→ Problem statement
Repeat each record exactly as written, and drop any images.

# # # # #

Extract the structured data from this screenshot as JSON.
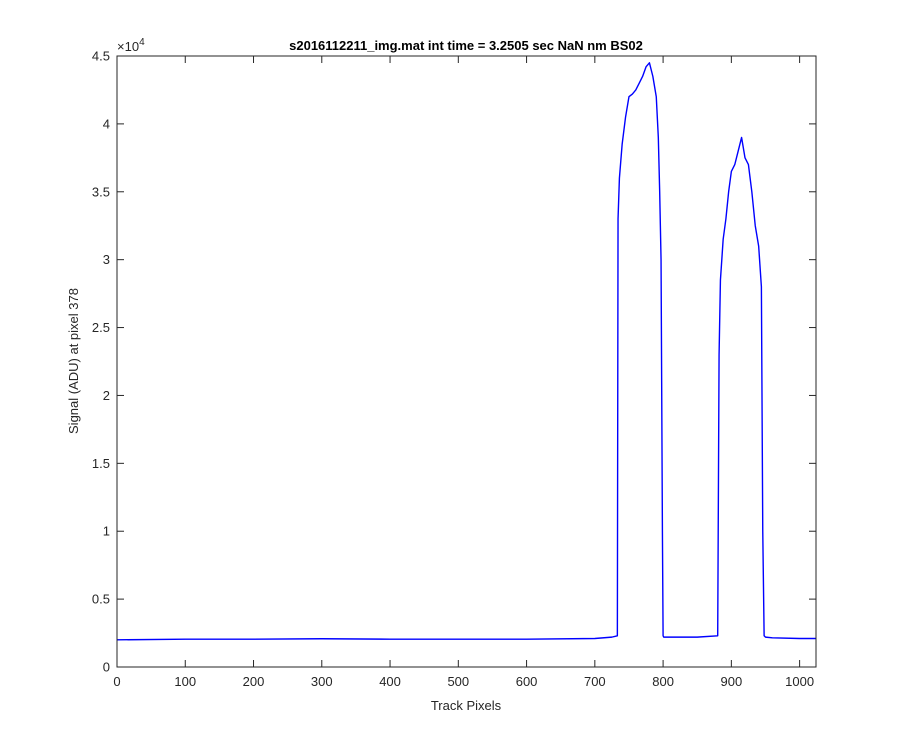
{
  "chart_data": {
    "type": "line",
    "title": "s2016112211_img.mat int time = 3.2505 sec  NaN nm BS02",
    "xlabel": "Track Pixels",
    "ylabel": "Signal (ADU) at pixel 378",
    "xlim": [
      0,
      1024
    ],
    "ylim": [
      0,
      45000
    ],
    "xticks": [
      0,
      100,
      200,
      300,
      400,
      500,
      600,
      700,
      800,
      900,
      1000
    ],
    "xtick_labels": [
      "0",
      "100",
      "200",
      "300",
      "400",
      "500",
      "600",
      "700",
      "800",
      "900",
      "1000"
    ],
    "yticks": [
      0,
      5000,
      10000,
      15000,
      20000,
      25000,
      30000,
      35000,
      40000,
      45000
    ],
    "ytick_labels": [
      "0",
      "0.5",
      "1",
      "1.5",
      "2",
      "2.5",
      "3",
      "3.5",
      "4",
      "4.5"
    ],
    "y_exponent_base": "×10",
    "y_exponent_power": "4",
    "grid": false,
    "box": true,
    "series": [
      {
        "color": "#0000ff",
        "x": [
          0,
          100,
          200,
          300,
          400,
          500,
          600,
          700,
          725,
          733,
          734,
          736,
          740,
          745,
          750,
          755,
          760,
          765,
          770,
          775,
          780,
          785,
          790,
          793,
          795,
          797,
          799,
          800,
          801,
          810,
          850,
          880,
          882,
          884,
          886,
          888,
          892,
          896,
          900,
          905,
          910,
          915,
          920,
          925,
          930,
          935,
          940,
          944,
          946,
          948,
          950,
          960,
          1000,
          1024
        ],
        "y": [
          2000,
          2050,
          2050,
          2080,
          2050,
          2050,
          2050,
          2100,
          2200,
          2300,
          33000,
          36000,
          38500,
          40500,
          42000,
          42200,
          42500,
          43000,
          43500,
          44200,
          44500,
          43500,
          42000,
          39000,
          35000,
          30000,
          10000,
          2300,
          2200,
          2200,
          2200,
          2300,
          23000,
          28500,
          30000,
          31500,
          33000,
          35000,
          36500,
          37000,
          38000,
          39000,
          37500,
          37000,
          35000,
          32500,
          31000,
          28000,
          10000,
          2300,
          2200,
          2150,
          2100,
          2100
        ]
      }
    ]
  }
}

# # # # #

→ Task response
Extract the structured data from this screenshot as JSON.
{
  "chart_data": {
    "type": "line",
    "title": "s2016112211_img.mat int time = 3.2505 sec  NaN nm BS02",
    "xlabel": "Track Pixels",
    "ylabel": "Signal (ADU) at pixel 378",
    "xlim": [
      0,
      1024
    ],
    "ylim": [
      0,
      45000
    ],
    "xticks": [
      0,
      100,
      200,
      300,
      400,
      500,
      600,
      700,
      800,
      900,
      1000
    ],
    "xtick_labels": [
      "0",
      "100",
      "200",
      "300",
      "400",
      "500",
      "600",
      "700",
      "800",
      "900",
      "1000"
    ],
    "yticks": [
      0,
      5000,
      10000,
      15000,
      20000,
      25000,
      30000,
      35000,
      40000,
      45000
    ],
    "ytick_labels": [
      "0",
      "0.5",
      "1",
      "1.5",
      "2",
      "2.5",
      "3",
      "3.5",
      "4",
      "4.5"
    ],
    "y_exponent_base": "×10",
    "y_exponent_power": "4",
    "grid": false,
    "box": true,
    "series": [
      {
        "color": "#0000ff",
        "x": [
          0,
          100,
          200,
          300,
          400,
          500,
          600,
          700,
          725,
          733,
          734,
          736,
          740,
          745,
          750,
          755,
          760,
          765,
          770,
          775,
          780,
          785,
          790,
          793,
          795,
          797,
          799,
          800,
          801,
          810,
          850,
          880,
          882,
          884,
          886,
          888,
          892,
          896,
          900,
          905,
          910,
          915,
          920,
          925,
          930,
          935,
          940,
          944,
          946,
          948,
          950,
          960,
          1000,
          1024
        ],
        "y": [
          2000,
          2050,
          2050,
          2080,
          2050,
          2050,
          2050,
          2100,
          2200,
          2300,
          33000,
          36000,
          38500,
          40500,
          42000,
          42200,
          42500,
          43000,
          43500,
          44200,
          44500,
          43500,
          42000,
          39000,
          35000,
          30000,
          10000,
          2300,
          2200,
          2200,
          2200,
          2300,
          23000,
          28500,
          30000,
          31500,
          33000,
          35000,
          36500,
          37000,
          38000,
          39000,
          37500,
          37000,
          35000,
          32500,
          31000,
          28000,
          10000,
          2300,
          2200,
          2150,
          2100,
          2100
        ]
      }
    ]
  }
}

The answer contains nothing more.